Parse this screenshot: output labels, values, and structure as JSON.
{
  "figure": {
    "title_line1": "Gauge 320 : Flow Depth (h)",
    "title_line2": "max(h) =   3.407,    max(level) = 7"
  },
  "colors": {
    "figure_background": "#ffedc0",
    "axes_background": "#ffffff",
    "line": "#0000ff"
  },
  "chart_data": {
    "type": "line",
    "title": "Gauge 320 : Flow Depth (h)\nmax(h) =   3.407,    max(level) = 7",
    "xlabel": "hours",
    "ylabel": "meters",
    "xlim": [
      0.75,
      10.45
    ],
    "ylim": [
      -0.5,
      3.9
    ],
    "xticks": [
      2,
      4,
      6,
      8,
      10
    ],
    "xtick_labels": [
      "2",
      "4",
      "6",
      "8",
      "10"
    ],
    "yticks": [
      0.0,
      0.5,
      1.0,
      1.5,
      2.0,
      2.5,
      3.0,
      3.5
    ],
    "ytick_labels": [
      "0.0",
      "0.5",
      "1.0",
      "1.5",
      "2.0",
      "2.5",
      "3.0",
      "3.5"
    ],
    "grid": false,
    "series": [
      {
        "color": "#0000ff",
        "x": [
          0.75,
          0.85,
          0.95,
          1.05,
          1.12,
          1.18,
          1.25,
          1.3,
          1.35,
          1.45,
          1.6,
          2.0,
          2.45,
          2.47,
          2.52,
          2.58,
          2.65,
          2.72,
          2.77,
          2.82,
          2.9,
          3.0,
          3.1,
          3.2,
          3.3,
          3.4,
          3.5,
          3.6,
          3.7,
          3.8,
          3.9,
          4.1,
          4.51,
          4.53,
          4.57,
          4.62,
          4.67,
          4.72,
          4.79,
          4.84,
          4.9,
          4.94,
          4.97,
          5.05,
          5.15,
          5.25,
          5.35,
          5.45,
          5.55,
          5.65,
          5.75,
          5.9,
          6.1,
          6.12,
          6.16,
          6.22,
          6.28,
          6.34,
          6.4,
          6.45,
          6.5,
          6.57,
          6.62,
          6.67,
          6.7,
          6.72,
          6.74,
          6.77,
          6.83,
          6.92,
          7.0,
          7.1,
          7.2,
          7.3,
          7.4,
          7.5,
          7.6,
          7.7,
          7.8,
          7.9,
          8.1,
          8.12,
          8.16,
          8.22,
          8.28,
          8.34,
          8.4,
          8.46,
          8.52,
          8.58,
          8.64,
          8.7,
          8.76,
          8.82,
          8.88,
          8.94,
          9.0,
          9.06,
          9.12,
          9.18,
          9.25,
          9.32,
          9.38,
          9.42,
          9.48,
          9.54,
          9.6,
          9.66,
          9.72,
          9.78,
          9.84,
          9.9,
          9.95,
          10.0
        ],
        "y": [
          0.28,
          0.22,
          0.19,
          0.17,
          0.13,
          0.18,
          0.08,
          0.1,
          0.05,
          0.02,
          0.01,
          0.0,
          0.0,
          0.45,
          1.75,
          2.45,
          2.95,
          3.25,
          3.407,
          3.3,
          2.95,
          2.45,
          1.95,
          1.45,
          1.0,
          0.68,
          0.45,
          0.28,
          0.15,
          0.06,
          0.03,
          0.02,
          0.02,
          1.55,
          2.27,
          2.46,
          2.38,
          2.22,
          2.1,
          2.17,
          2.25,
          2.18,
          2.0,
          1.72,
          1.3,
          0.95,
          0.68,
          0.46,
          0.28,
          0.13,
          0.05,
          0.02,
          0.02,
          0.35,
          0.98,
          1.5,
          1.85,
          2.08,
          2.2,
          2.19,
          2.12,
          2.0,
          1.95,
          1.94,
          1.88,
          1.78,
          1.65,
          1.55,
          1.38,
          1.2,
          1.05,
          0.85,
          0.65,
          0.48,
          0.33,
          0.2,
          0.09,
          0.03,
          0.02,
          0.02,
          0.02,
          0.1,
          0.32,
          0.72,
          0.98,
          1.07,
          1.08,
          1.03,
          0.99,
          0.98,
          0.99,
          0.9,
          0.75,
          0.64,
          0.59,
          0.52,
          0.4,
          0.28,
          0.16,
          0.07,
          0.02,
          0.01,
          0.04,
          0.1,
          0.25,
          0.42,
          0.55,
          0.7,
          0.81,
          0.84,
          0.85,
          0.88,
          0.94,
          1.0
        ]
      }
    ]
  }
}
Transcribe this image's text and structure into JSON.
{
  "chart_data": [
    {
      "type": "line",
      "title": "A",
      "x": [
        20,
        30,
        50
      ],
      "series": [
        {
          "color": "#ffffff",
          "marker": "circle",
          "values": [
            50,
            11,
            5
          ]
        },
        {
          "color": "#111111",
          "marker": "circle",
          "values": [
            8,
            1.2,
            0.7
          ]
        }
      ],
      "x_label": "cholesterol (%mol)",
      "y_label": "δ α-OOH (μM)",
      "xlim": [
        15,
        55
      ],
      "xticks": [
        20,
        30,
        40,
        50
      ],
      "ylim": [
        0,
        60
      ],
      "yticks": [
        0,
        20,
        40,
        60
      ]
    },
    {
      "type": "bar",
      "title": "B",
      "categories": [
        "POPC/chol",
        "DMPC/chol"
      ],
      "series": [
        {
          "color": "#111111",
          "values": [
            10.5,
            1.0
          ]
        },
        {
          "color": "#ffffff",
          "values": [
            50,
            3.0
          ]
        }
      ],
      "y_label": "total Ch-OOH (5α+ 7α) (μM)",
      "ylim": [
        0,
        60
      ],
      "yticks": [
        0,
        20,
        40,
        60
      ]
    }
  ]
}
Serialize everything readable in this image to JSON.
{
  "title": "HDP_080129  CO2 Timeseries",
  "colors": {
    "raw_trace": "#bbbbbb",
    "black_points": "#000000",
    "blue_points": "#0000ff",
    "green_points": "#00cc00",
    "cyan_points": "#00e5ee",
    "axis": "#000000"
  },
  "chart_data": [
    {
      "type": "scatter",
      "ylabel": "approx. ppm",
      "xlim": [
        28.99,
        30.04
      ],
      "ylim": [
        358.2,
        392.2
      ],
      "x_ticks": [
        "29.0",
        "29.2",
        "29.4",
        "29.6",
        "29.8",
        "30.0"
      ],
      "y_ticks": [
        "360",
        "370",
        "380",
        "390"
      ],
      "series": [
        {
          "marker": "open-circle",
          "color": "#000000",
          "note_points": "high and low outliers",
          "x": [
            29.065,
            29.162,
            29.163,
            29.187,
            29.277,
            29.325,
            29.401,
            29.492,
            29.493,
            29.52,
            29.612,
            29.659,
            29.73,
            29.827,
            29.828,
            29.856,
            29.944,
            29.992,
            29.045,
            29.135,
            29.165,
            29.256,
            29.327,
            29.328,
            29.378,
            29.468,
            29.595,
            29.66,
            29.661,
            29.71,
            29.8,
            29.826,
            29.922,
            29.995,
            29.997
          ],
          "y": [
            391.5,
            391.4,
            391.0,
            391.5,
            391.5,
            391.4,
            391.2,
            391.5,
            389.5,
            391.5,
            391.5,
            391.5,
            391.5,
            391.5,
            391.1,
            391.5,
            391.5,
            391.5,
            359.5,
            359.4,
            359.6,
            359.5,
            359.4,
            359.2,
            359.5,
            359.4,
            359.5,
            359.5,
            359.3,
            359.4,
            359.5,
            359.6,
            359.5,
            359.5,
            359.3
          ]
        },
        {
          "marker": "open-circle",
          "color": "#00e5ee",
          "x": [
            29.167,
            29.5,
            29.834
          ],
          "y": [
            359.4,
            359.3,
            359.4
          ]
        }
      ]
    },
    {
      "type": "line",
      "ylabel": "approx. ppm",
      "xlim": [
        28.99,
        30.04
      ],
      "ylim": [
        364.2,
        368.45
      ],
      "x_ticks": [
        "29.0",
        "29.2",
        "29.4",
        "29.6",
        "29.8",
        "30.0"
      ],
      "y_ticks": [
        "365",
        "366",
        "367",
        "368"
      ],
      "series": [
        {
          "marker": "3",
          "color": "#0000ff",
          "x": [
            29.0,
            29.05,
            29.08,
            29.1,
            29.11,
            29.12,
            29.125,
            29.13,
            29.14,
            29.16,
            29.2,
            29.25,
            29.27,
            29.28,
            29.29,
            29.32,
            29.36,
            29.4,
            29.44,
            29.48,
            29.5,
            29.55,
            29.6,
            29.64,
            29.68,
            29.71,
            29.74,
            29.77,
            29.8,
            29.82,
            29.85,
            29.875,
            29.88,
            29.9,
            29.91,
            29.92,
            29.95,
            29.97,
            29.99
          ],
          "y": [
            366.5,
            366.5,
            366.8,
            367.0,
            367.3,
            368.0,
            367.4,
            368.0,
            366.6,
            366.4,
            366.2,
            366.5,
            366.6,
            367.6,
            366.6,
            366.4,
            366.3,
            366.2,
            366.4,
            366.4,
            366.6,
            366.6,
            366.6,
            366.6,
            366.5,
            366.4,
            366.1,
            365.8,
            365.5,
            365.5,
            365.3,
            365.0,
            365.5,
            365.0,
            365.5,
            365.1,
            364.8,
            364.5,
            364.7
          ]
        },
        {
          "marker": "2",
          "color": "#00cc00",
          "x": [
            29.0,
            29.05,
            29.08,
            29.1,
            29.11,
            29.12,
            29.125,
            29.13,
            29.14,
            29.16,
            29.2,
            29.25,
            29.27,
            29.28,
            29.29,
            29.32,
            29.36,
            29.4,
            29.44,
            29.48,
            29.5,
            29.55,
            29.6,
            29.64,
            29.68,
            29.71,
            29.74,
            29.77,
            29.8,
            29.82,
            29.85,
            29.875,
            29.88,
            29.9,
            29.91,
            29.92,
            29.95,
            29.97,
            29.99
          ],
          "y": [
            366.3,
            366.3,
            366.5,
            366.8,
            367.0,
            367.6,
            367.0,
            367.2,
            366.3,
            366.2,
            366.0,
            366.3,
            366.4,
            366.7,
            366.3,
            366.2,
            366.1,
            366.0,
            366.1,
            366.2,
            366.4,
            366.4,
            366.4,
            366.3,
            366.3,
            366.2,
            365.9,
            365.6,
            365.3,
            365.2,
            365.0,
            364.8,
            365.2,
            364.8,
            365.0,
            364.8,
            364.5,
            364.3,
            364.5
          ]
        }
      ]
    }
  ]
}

────────

What you will do ▸ Search the lines above for the string "Flow", then show every one that has it.

Written answer ▸
    "title_line1": "Gauge 320 : Flow Depth (h)",
    "title": "Gauge 320 : Flow Depth (h)\nmax(h) =   3.407,    max(level) = 7",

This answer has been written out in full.